--- begin EXTRACTED RECORDS ---

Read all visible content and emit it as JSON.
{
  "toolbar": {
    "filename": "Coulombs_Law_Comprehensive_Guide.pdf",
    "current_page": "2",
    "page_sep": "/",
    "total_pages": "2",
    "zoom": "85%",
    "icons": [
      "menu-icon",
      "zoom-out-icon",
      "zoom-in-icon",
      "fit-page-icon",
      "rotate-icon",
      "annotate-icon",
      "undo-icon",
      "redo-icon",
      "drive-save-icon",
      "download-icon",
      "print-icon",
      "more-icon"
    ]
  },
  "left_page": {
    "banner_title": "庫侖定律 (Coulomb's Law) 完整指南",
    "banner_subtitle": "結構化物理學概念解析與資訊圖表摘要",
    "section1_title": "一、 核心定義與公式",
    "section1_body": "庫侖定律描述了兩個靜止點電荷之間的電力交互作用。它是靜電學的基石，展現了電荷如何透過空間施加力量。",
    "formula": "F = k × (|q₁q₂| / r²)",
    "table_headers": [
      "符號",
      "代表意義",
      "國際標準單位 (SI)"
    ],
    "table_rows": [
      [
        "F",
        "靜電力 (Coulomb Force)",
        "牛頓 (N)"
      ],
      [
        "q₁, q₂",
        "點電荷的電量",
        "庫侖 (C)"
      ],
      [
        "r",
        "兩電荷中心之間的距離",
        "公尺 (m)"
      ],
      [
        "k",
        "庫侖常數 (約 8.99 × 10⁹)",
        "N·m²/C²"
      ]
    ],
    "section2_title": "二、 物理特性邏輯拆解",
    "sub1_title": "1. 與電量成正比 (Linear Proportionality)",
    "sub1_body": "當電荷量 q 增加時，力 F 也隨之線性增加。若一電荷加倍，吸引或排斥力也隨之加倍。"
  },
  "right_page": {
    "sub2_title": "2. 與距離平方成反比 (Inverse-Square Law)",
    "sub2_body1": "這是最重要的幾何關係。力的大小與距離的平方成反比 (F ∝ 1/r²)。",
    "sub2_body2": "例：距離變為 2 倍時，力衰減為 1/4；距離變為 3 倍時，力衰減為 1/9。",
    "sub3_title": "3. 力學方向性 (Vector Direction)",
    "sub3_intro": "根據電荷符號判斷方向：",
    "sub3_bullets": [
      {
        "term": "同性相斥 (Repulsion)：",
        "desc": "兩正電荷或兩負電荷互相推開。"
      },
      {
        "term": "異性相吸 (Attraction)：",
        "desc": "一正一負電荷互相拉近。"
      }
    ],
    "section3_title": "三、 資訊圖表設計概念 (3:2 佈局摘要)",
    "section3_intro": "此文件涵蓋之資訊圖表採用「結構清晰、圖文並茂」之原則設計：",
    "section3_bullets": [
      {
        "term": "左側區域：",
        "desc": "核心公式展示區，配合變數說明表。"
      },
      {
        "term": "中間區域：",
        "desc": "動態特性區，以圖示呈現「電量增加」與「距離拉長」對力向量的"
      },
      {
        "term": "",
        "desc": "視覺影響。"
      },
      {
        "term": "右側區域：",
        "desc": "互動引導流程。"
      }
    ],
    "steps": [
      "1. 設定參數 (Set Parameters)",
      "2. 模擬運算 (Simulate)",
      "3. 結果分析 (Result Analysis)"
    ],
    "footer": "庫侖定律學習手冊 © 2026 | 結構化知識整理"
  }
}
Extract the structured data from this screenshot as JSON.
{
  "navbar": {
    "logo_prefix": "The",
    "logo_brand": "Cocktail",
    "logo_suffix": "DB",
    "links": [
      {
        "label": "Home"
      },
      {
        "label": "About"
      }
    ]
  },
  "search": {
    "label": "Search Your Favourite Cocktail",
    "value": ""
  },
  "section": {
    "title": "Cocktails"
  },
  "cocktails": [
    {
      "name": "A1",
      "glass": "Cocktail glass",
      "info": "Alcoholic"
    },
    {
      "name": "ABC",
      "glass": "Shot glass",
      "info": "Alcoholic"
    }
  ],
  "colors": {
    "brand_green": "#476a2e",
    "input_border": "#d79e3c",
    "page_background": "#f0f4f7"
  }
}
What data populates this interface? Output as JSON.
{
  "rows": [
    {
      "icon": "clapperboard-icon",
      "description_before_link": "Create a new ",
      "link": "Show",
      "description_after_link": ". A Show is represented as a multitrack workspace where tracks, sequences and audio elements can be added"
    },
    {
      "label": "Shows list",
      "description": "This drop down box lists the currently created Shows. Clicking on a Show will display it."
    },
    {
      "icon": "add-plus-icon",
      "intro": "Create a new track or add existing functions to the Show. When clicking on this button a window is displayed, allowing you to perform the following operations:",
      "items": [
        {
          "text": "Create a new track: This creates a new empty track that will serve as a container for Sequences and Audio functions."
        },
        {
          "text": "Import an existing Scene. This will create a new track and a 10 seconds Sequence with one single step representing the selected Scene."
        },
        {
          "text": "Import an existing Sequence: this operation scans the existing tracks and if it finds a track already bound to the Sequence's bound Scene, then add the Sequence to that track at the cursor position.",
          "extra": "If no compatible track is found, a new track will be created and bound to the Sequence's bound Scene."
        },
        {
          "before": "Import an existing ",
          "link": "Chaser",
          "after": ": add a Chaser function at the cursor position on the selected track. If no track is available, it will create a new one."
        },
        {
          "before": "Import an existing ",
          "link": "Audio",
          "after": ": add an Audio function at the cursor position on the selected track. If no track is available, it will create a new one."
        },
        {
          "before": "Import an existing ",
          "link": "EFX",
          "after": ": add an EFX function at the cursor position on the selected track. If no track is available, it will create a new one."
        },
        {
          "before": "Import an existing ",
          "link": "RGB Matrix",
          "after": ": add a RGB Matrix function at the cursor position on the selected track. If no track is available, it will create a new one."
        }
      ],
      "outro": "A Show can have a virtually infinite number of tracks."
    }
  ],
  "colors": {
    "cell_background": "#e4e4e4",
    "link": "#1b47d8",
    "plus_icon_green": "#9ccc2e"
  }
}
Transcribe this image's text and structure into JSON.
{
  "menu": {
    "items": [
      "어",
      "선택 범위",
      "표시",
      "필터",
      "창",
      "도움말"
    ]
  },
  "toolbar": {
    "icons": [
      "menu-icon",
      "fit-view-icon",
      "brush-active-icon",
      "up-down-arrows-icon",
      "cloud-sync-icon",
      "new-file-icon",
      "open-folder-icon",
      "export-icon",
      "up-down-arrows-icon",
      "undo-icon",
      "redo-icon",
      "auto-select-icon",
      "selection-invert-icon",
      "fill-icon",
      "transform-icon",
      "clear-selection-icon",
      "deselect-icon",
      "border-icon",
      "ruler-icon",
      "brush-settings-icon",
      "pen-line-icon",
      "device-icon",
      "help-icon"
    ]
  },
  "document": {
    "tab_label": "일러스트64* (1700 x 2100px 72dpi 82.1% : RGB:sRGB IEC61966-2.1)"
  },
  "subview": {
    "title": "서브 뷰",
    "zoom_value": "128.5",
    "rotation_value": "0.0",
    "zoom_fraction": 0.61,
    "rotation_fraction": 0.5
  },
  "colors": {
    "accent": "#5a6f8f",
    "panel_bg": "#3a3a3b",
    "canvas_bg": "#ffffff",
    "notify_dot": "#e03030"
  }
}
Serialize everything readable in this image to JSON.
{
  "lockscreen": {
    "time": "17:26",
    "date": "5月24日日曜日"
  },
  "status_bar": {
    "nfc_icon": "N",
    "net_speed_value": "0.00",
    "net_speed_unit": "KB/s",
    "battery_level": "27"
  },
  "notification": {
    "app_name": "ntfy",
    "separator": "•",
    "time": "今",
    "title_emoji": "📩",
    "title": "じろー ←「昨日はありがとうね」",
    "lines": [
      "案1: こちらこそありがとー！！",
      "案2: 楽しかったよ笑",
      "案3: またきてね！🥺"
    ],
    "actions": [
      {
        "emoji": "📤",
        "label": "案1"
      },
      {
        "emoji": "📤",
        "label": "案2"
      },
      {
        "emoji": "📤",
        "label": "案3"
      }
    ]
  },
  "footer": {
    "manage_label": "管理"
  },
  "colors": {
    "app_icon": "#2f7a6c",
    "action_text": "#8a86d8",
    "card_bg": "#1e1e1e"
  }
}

--- end EXTRACTED RECORDS ---

▶ [REQUIRED TASK]
Go through the records and copy each line with "image" in it.

▶ [RESPONSE TO THE TASK]
Transcribe this image's text and structure into JSON.
Serialize everything readable in this image to JSON.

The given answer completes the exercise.